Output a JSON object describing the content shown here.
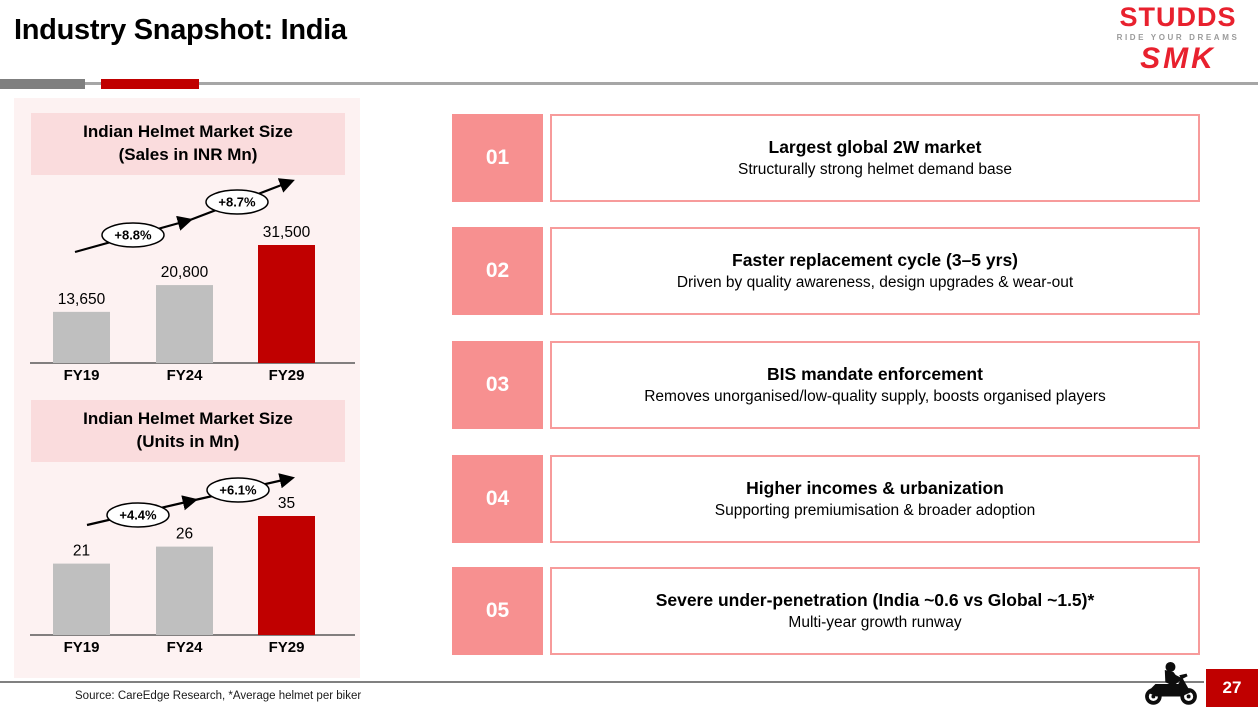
{
  "slide": {
    "title": "Industry Snapshot: India",
    "page_number": "27",
    "source_note": "Source: CareEdge Research, *Average helmet per biker"
  },
  "logo": {
    "brand": "STUDDS",
    "tagline": "RIDE YOUR DREAMS",
    "sub_brand": "SMK"
  },
  "colors": {
    "accent_red": "#C00000",
    "salmon_number_box": "#F79090",
    "item_border_pink": "#F79B9B",
    "panel_pink": "#FDF2F2",
    "chart_title_box_pink": "#FADCDD",
    "bar_gray": "#BFBFBF",
    "logo_red": "#E8212E",
    "divider_gray": "#7F7F7F"
  },
  "chart_data": [
    {
      "type": "bar",
      "title": "Indian Helmet Market Size",
      "subtitle": "(Sales in INR Mn)",
      "categories": [
        "FY19",
        "FY24",
        "FY29"
      ],
      "values": [
        13650,
        20800,
        31500
      ],
      "value_labels": [
        "13,650",
        "20,800",
        "31,500"
      ],
      "growth_annotations": [
        "+8.8%",
        "+8.7%"
      ],
      "bar_colors": [
        "#BFBFBF",
        "#BFBFBF",
        "#C00000"
      ],
      "xlabel": "",
      "ylabel": "",
      "ylim": [
        0,
        33000
      ],
      "grid": false,
      "legend": false,
      "annotation_style": "upward trend arrow with ellipse CAGR badges"
    },
    {
      "type": "bar",
      "title": "Indian Helmet Market Size",
      "subtitle": "(Units in Mn)",
      "categories": [
        "FY19",
        "FY24",
        "FY29"
      ],
      "values": [
        21,
        26,
        35
      ],
      "value_labels": [
        "21",
        "26",
        "35"
      ],
      "growth_annotations": [
        "+4.4%",
        "+6.1%"
      ],
      "bar_colors": [
        "#BFBFBF",
        "#BFBFBF",
        "#C00000"
      ],
      "xlabel": "",
      "ylabel": "",
      "ylim": [
        0,
        37
      ],
      "grid": false,
      "legend": false,
      "annotation_style": "upward trend arrow with ellipse CAGR badges"
    }
  ],
  "items": [
    {
      "number": "01",
      "title": "Largest global 2W market",
      "subtitle": "Structurally strong helmet demand base"
    },
    {
      "number": "02",
      "title": "Faster replacement cycle (3–5 yrs)",
      "subtitle": "Driven by quality awareness, design upgrades & wear-out"
    },
    {
      "number": "03",
      "title": "BIS mandate enforcement",
      "subtitle": "Removes unorganised/low-quality supply, boosts organised players"
    },
    {
      "number": "04",
      "title": "Higher incomes & urbanization",
      "subtitle": "Supporting premiumisation & broader adoption"
    },
    {
      "number": "05",
      "title": "Severe under-penetration (India ~0.6 vs Global ~1.5)*",
      "subtitle": "Multi-year growth runway"
    }
  ]
}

▬▬▬▬▬▬

> [Aim]
Without including any pictures, reproduce the listing exactly.

> [Expected output]
Output a JSON object describing the content shown here.
{
  "slide": {
    "title": "Industry Snapshot: India",
    "page_number": "27",
    "source_note": "Source: CareEdge Research, *Average helmet per biker"
  },
  "logo": {
    "brand": "STUDDS",
    "tagline": "RIDE YOUR DREAMS",
    "sub_brand": "SMK"
  },
  "colors": {
    "accent_red": "#C00000",
    "salmon_number_box": "#F79090",
    "item_border_pink": "#F79B9B",
    "panel_pink": "#FDF2F2",
    "chart_title_box_pink": "#FADCDD",
    "bar_gray": "#BFBFBF",
    "logo_red": "#E8212E",
    "divider_gray": "#7F7F7F"
  },
  "chart_data": [
    {
      "type": "bar",
      "title": "Indian Helmet Market Size",
      "subtitle": "(Sales in INR Mn)",
      "categories": [
        "FY19",
        "FY24",
        "FY29"
      ],
      "values": [
        13650,
        20800,
        31500
      ],
      "value_labels": [
        "13,650",
        "20,800",
        "31,500"
      ],
      "growth_annotations": [
        "+8.8%",
        "+8.7%"
      ],
      "bar_colors": [
        "#BFBFBF",
        "#BFBFBF",
        "#C00000"
      ],
      "xlabel": "",
      "ylabel": "",
      "ylim": [
        0,
        33000
      ],
      "grid": false,
      "legend": false,
      "annotation_style": "upward trend arrow with ellipse CAGR badges"
    },
    {
      "type": "bar",
      "title": "Indian Helmet Market Size",
      "subtitle": "(Units in Mn)",
      "categories": [
        "FY19",
        "FY24",
        "FY29"
      ],
      "values": [
        21,
        26,
        35
      ],
      "value_labels": [
        "21",
        "26",
        "35"
      ],
      "growth_annotations": [
        "+4.4%",
        "+6.1%"
      ],
      "bar_colors": [
        "#BFBFBF",
        "#BFBFBF",
        "#C00000"
      ],
      "xlabel": "",
      "ylabel": "",
      "ylim": [
        0,
        37
      ],
      "grid": false,
      "legend": false,
      "annotation_style": "upward trend arrow with ellipse CAGR badges"
    }
  ],
  "items": [
    {
      "number": "01",
      "title": "Largest global 2W market",
      "subtitle": "Structurally strong helmet demand base"
    },
    {
      "number": "02",
      "title": "Faster replacement cycle (3–5 yrs)",
      "subtitle": "Driven by quality awareness, design upgrades & wear-out"
    },
    {
      "number": "03",
      "title": "BIS mandate enforcement",
      "subtitle": "Removes unorganised/low-quality supply, boosts organised players"
    },
    {
      "number": "04",
      "title": "Higher incomes & urbanization",
      "subtitle": "Supporting premiumisation & broader adoption"
    },
    {
      "number": "05",
      "title": "Severe under-penetration (India ~0.6 vs Global ~1.5)*",
      "subtitle": "Multi-year growth runway"
    }
  ]
}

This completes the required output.